Stored data
○ ○ ○ ○ ○
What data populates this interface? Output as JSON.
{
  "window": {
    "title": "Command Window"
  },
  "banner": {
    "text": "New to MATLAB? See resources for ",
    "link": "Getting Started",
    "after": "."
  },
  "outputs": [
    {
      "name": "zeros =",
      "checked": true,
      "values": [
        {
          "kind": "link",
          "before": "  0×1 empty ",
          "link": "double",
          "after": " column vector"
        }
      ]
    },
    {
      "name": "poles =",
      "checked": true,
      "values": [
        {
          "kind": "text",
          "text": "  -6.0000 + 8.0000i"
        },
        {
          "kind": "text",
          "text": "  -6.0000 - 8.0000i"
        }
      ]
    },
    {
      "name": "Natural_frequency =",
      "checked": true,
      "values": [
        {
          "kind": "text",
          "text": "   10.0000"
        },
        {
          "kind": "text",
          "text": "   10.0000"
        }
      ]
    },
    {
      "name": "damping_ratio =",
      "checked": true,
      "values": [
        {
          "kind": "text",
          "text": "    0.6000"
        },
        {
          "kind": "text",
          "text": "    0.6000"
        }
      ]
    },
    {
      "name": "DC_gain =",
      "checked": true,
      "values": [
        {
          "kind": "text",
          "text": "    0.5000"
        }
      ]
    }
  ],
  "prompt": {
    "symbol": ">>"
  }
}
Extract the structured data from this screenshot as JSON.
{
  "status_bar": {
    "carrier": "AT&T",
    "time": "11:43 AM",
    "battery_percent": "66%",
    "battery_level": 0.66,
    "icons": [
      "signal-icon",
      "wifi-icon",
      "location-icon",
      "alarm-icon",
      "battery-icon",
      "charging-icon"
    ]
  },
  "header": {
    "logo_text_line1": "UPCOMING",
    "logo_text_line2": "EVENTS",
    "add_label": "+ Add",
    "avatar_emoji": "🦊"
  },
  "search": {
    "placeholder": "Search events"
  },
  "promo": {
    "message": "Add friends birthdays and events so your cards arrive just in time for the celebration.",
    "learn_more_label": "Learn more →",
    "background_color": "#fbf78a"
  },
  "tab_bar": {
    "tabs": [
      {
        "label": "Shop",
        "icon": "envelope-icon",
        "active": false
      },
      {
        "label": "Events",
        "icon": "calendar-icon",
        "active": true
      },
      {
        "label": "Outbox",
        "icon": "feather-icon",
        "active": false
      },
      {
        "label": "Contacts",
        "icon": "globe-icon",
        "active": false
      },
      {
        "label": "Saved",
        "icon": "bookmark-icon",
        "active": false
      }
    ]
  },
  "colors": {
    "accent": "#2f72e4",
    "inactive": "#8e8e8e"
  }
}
○ ○ ○ ○ ○
Exercise instructions: Each entry above is to be quoted exactly.

Written solution:
What data populates this interface? Output as JSON.
{
  "window": {
    "title": "Command Window"
  },
  "banner": {
    "text": "New to MATLAB? See resources for ",
    "link": "Getting Started",
    "after": "."
  },
  "outputs": [
    {
      "name": "zeros =",
      "checked": true,
      "values": [
        {
          "kind": "link",
          "before": "  0×1 empty ",
          "link": "double",
          "after": " column vector"
        }
      ]
    },
    {
      "name": "poles =",
      "checked": true,
      "values": [
        {
          "kind": "text",
          "text": "  -6.0000 + 8.0000i"
        },
        {
          "kind": "text",
          "text": "  -6.0000 - 8.0000i"
        }
      ]
    },
    {
      "name": "Natural_frequency =",
      "checked": true,
      "values": [
        {
          "kind": "text",
          "text": "   10.0000"
        },
        {
          "kind": "text",
          "text": "   10.0000"
        }
      ]
    },
    {
      "name": "damping_ratio =",
      "checked": true,
      "values": [
        {
          "kind": "text",
          "text": "    0.6000"
        },
        {
          "kind": "text",
          "text": "    0.6000"
        }
      ]
    },
    {
      "name": "DC_gain =",
      "checked": true,
      "values": [
        {
          "kind": "text",
          "text": "    0.5000"
        }
      ]
    }
  ],
  "prompt": {
    "symbol": ">>"
  }
}
Extract the structured data from this screenshot as JSON.
{
  "status_bar": {
    "carrier": "AT&T",
    "time": "11:43 AM",
    "battery_percent": "66%",
    "battery_level": 0.66,
    "icons": [
      "signal-icon",
      "wifi-icon",
      "location-icon",
      "alarm-icon",
      "battery-icon",
      "charging-icon"
    ]
  },
  "header": {
    "logo_text_line1": "UPCOMING",
    "logo_text_line2": "EVENTS",
    "add_label": "+ Add",
    "avatar_emoji": "🦊"
  },
  "search": {
    "placeholder": "Search events"
  },
  "promo": {
    "message": "Add friends birthdays and events so your cards arrive just in time for the celebration.",
    "learn_more_label": "Learn more →",
    "background_color": "#fbf78a"
  },
  "tab_bar": {
    "tabs": [
      {
        "label": "Shop",
        "icon": "envelope-icon",
        "active": false
      },
      {
        "label": "Events",
        "icon": "calendar-icon",
        "active": true
      },
      {
        "label": "Outbox",
        "icon": "feather-icon",
        "active": false
      },
      {
        "label": "Contacts",
        "icon": "globe-icon",
        "active": false
      },
      {
        "label": "Saved",
        "icon": "bookmark-icon",
        "active": false
      }
    ]
  },
  "colors": {
    "accent": "#2f72e4",
    "inactive": "#8e8e8e"
  }
}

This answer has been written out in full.